● **Document passage**
According to Eq. (2), the two-track InSAR measurements are used to obtain the vertical and East-West deformation through the least square method.

3.3 Geographical Semi-Variogram Analysis

The geographical semi-variogram model is a geostatistical analysis method and is the most common measure to reveal the spatial distribution, variation, and characteristics of a regionalized variable. It is used here to analyse the spatial variability of the deformation. The discrete deformation rates variation values are obtained by Eq. (3), and the discrete values are fitted by the fitting model (Júnior et al., 2006). Commonly used fitting models include exponential, spherical, gaussian, and the linear model. Then the largest Coefficient of Determination (R2) and the smallest Residual Sum of Squares (RSS) are used to determine the best model.

$\begin{array}{}\text{(3)}& \mathit{\gamma }\left(h\right)=\frac{\mathrm{1}}{\mathrm{2}N\left(h\right)}\sum _{i=\mathrm{1}}^{N\left(h\right)}{\left[Z\left({X}_{i}\right)-Z\left({X}_{i}+h\right)\right]}^{\mathrm{2}}\end{array}$

where Z(X) is the regionalized variable; h is the spatial separation distance between the two samples; Z(Xi) and Z(Xi+h) are the values of Z at the locations of Xi and Xi+h, respectively; N(h) is the number of pair points separated by a distance h.

Three major parameters, nugget, partial sill, and sill are used to quantify the spatial variability. The nugget parameter (C0) represents the random spatial variance of the deformation. The partial sill parameter (C) represents the structural spatial variance of the deformation and the sill parameter (C0+C) represents the total degree of spatial variation. The nugget effect (the ratio of C0 to C0+C) indicates whether regional or local-scale factors are more important for land subsidence distribution. The value of the nugget effect ranges from 0 % to 100 %. According to the properties of the geographical semi-variogram model, If the nugget effect value is less than 25 %, regional-scale impact factors are more important for the land subsidence distribution. On the contrary, if the ratio is greater than 75 %, the local-scale impact factors are more important. If the ratio is between 25 % and 75 %, both regional and local-scale impact factors are important. However, the nugget effect cannot identify the sources affecting land subsidence distribution (Song et al., 2018).

● **Exercise 1**
Reproduce the entries word for word, from the first line of the entries through the line containing "x-tick-label: 3/1 bbox=[186, 174, 196, 182]".

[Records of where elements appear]

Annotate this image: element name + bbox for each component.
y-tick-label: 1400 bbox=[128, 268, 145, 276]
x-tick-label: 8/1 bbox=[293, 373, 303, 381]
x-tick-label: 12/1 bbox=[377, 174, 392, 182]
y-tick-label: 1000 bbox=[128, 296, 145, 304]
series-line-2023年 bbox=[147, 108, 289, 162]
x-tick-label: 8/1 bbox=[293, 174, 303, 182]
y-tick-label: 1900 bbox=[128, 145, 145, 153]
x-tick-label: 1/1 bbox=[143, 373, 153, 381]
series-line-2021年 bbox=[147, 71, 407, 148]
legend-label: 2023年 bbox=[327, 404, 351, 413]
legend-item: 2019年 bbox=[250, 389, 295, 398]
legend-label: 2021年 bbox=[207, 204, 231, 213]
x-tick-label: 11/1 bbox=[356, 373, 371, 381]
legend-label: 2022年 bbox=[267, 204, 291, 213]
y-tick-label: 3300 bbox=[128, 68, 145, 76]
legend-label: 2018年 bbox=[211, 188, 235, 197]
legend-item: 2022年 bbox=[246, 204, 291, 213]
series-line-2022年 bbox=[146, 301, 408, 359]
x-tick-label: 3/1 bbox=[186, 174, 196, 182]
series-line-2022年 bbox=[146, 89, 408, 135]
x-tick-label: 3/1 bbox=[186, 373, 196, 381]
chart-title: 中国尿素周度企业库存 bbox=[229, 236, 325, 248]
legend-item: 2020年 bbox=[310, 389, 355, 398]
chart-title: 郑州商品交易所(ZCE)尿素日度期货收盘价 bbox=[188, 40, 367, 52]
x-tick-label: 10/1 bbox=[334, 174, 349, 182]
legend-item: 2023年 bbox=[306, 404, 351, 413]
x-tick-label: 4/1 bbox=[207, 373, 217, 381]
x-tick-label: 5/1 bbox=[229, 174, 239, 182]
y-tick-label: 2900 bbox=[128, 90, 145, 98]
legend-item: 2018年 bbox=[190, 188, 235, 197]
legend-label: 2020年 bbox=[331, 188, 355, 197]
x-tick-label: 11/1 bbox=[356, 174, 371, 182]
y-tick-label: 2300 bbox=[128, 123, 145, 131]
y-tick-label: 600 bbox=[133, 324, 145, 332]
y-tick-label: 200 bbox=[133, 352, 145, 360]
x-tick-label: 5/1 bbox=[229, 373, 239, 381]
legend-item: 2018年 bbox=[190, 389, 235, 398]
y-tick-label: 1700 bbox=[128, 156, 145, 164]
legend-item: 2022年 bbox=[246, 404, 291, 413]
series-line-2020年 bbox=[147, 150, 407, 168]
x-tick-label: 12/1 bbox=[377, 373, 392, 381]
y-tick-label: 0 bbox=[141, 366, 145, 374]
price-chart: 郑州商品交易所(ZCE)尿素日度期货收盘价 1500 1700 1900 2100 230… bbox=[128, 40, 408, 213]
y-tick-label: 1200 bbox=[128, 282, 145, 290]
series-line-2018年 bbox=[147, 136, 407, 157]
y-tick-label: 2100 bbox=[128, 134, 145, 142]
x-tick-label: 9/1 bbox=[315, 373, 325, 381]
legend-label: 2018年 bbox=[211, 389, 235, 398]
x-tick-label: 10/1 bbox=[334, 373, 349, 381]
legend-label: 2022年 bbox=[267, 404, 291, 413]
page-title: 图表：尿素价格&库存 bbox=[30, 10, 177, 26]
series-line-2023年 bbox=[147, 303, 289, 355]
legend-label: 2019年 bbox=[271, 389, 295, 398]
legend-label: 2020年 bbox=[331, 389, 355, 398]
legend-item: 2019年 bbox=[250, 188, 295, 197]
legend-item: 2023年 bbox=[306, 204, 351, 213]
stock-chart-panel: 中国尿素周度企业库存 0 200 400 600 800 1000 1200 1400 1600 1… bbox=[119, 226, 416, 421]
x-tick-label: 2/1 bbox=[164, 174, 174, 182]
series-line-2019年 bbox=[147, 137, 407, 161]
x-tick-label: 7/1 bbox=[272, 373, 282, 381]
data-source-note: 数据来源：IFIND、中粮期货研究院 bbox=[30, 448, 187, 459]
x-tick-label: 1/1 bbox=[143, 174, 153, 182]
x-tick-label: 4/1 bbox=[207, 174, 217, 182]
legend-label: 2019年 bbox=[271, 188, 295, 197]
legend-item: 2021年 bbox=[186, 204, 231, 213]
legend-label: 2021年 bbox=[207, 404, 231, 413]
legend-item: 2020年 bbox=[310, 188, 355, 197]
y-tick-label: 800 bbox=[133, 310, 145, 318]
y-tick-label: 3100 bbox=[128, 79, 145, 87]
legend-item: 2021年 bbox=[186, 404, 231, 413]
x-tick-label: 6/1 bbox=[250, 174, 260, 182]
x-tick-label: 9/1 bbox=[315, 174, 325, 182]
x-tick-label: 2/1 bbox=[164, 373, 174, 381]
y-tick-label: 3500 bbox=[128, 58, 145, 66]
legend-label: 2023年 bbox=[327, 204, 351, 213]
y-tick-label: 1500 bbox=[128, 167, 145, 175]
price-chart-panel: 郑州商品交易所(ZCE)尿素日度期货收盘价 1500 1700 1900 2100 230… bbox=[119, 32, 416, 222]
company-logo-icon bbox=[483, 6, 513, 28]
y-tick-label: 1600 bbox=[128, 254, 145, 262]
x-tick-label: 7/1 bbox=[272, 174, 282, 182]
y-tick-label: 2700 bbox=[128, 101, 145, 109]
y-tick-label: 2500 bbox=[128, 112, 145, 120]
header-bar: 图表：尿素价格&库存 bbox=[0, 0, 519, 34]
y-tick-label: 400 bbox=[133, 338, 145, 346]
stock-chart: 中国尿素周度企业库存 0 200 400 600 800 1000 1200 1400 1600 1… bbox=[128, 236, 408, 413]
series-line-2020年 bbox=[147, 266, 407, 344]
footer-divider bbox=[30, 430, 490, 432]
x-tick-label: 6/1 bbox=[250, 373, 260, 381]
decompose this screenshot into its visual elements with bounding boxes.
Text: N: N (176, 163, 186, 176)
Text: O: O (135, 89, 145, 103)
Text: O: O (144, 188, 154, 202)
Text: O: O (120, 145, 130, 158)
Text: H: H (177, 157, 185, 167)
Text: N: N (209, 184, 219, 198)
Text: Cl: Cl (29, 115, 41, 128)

● **Exercise 2**
In the semi-variogram passage, take the part that opens with the words containing "where Z(X) is" and closes with "a distance h.", and write it out again with "spatial separation distance" switched to "lag distance".

● **Written response 1**
Annotate this image: element name + bbox for each component.
y-tick-label: 1400 bbox=[128, 268, 145, 276]
x-tick-label: 8/1 bbox=[293, 373, 303, 381]
x-tick-label: 12/1 bbox=[377, 174, 392, 182]
y-tick-label: 1000 bbox=[128, 296, 145, 304]
series-line-2023年 bbox=[147, 108, 289, 162]
x-tick-label: 8/1 bbox=[293, 174, 303, 182]
y-tick-label: 1900 bbox=[128, 145, 145, 153]
x-tick-label: 1/1 bbox=[143, 373, 153, 381]
series-line-2021年 bbox=[147, 71, 407, 148]
legend-label: 2023年 bbox=[327, 404, 351, 413]
legend-item: 2019年 bbox=[250, 389, 295, 398]
legend-label: 2021年 bbox=[207, 204, 231, 213]
x-tick-label: 11/1 bbox=[356, 373, 371, 381]
legend-label: 2022年 bbox=[267, 204, 291, 213]
y-tick-label: 3300 bbox=[128, 68, 145, 76]
legend-label: 2018年 bbox=[211, 188, 235, 197]
legend-item: 2022年 bbox=[246, 204, 291, 213]
series-line-2022年 bbox=[146, 301, 408, 359]
x-tick-label: 3/1 bbox=[186, 174, 196, 182]

● **Written response 2**
where Z(X) is the regionalized variable; h is the lag distance between the two samples; Z(Xi) and Z(Xi+h) are the values of Z at the locations of Xi and Xi+h, respectively; N(h) is the number of pair points separated by a distance h.